TASK PROMPT
Copy every line of the items below word for word, but leave the pictures out of your answer.

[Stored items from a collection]
↓
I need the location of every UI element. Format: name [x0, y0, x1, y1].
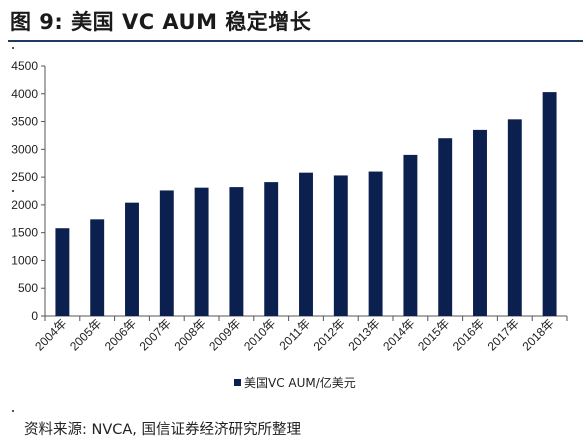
stray-mark — [12, 190, 14, 192]
x-tick-label: 2005年 — [67, 316, 104, 353]
bar — [473, 129, 487, 316]
bar — [542, 92, 557, 316]
stray-mark — [12, 410, 14, 412]
y-tick-label: 4500 — [11, 59, 38, 73]
x-tick-label: 2006年 — [102, 316, 139, 353]
y-tick-label: 3000 — [11, 142, 38, 156]
bar — [125, 202, 139, 316]
legend-swatch — [234, 379, 241, 386]
x-tick-label: 2018年 — [519, 316, 556, 353]
bar — [333, 175, 348, 316]
x-tick-label: 2013年 — [345, 316, 382, 353]
bar — [507, 119, 522, 316]
x-tick-label: 2014年 — [380, 316, 417, 353]
x-tick-label: 2010年 — [241, 316, 278, 353]
x-tick-label: 2008年 — [171, 316, 208, 353]
y-axis: 0 500 1000 1500 2000 2500 3000 3500 4000 4500 — [11, 59, 46, 323]
x-tick-label: 2012年 — [311, 316, 348, 353]
bar — [159, 190, 174, 316]
source-note: 资料来源: NVCA, 国信证券经济研究所整理 — [24, 422, 302, 438]
y-tick-label: 1000 — [11, 253, 38, 267]
bar — [403, 154, 418, 316]
y-tick-label: 4000 — [11, 87, 38, 101]
bar — [264, 182, 279, 316]
y-tick-label: 3500 — [11, 115, 38, 129]
bar — [55, 228, 70, 316]
stray-mark — [12, 47, 14, 49]
x-axis: 2004年2005年2006年2007年2008年2009年2010年2011年… — [32, 315, 568, 353]
y-tick-label: 2500 — [11, 170, 38, 184]
x-tick-label: 2015年 — [415, 316, 452, 353]
bar — [368, 171, 383, 316]
x-tick-label: 2011年 — [276, 316, 313, 353]
x-tick-label: 2007年 — [137, 316, 174, 353]
bar — [299, 172, 313, 316]
y-tick-label: 1500 — [11, 226, 38, 240]
legend-label: 美国VC AUM/亿美元 — [244, 375, 356, 390]
y-tick-label: 500 — [18, 281, 38, 295]
x-tick-label: 2009年 — [206, 316, 243, 353]
bar — [194, 187, 209, 316]
bar-series — [55, 92, 557, 316]
title-divider — [8, 40, 583, 42]
bar — [229, 187, 244, 316]
figure-title: 图 9: 美国 VC AUM 稳定增长 — [10, 10, 312, 34]
legend: 美国VC AUM/亿美元 — [234, 375, 356, 390]
x-tick-label: 2016年 — [450, 316, 487, 353]
bar — [438, 138, 453, 316]
y-tick-label: 0 — [31, 309, 38, 323]
y-tick-label: 2000 — [11, 198, 38, 212]
x-tick-label: 2017年 — [485, 316, 522, 353]
bar — [90, 219, 105, 316]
↑
RESPONSE TO THE TASK
I need the location of every UI element. Format: name [x0, y0, x1, y1].
stray-mark — [12, 190, 14, 192]
x-tick-label: 2005年 — [67, 316, 104, 353]
bar — [473, 129, 487, 316]
bar — [542, 92, 557, 316]
stray-mark — [12, 410, 14, 412]
y-tick-label: 4500 — [11, 59, 38, 73]
x-tick-label: 2006年 — [102, 316, 139, 353]
y-tick-label: 3000 — [11, 142, 38, 156]
bar — [125, 202, 139, 316]
legend-swatch — [234, 379, 241, 386]
x-tick-label: 2018年 — [519, 316, 556, 353]
bar — [333, 175, 348, 316]
x-tick-label: 2013年 — [345, 316, 382, 353]
bar — [507, 119, 522, 316]
x-tick-label: 2014年 — [380, 316, 417, 353]
x-tick-label: 2010年 — [241, 316, 278, 353]
x-tick-label: 2008年 — [171, 316, 208, 353]
y-axis: 0 500 1000 1500 2000 2500 3000 3500 4000 4500 — [11, 59, 46, 323]
x-tick-label: 2012年 — [311, 316, 348, 353]
bar — [159, 190, 174, 316]
source-note: 资料来源: NVCA, 国信证券经济研究所整理 — [24, 422, 302, 438]
y-tick-label: 1000 — [11, 253, 38, 267]
bar — [403, 154, 418, 316]
y-tick-label: 4000 — [11, 87, 38, 101]
bar — [264, 182, 279, 316]
y-tick-label: 3500 — [11, 115, 38, 129]
bar — [55, 228, 70, 316]
stray-mark — [12, 47, 14, 49]
x-axis: 2004年2005年2006年2007年2008年2009年2010年2011年… — [32, 315, 568, 353]
y-tick-label: 2500 — [11, 170, 38, 184]
x-tick-label: 2015年 — [415, 316, 452, 353]
bar — [368, 171, 383, 316]
x-tick-label: 2011年 — [276, 316, 313, 353]
x-tick-label: 2007年 — [137, 316, 174, 353]
bar — [299, 172, 313, 316]
y-tick-label: 1500 — [11, 226, 38, 240]
legend-label: 美国VC AUM/亿美元 — [244, 375, 356, 390]
y-tick-label: 500 — [18, 281, 38, 295]
x-tick-label: 2009年 — [206, 316, 243, 353]
bar — [194, 187, 209, 316]
bar-series — [55, 92, 557, 316]
title-divider — [8, 40, 583, 42]
bar — [229, 187, 244, 316]
figure-title: 图 9: 美国 VC AUM 稳定增长 — [10, 10, 312, 34]
legend: 美国VC AUM/亿美元 — [234, 375, 356, 390]
x-tick-label: 2016年 — [450, 316, 487, 353]
bar — [438, 138, 453, 316]
y-tick-label: 0 — [31, 309, 38, 323]
y-tick-label: 2000 — [11, 198, 38, 212]
x-tick-label: 2017年 — [485, 316, 522, 353]
bar — [90, 219, 105, 316]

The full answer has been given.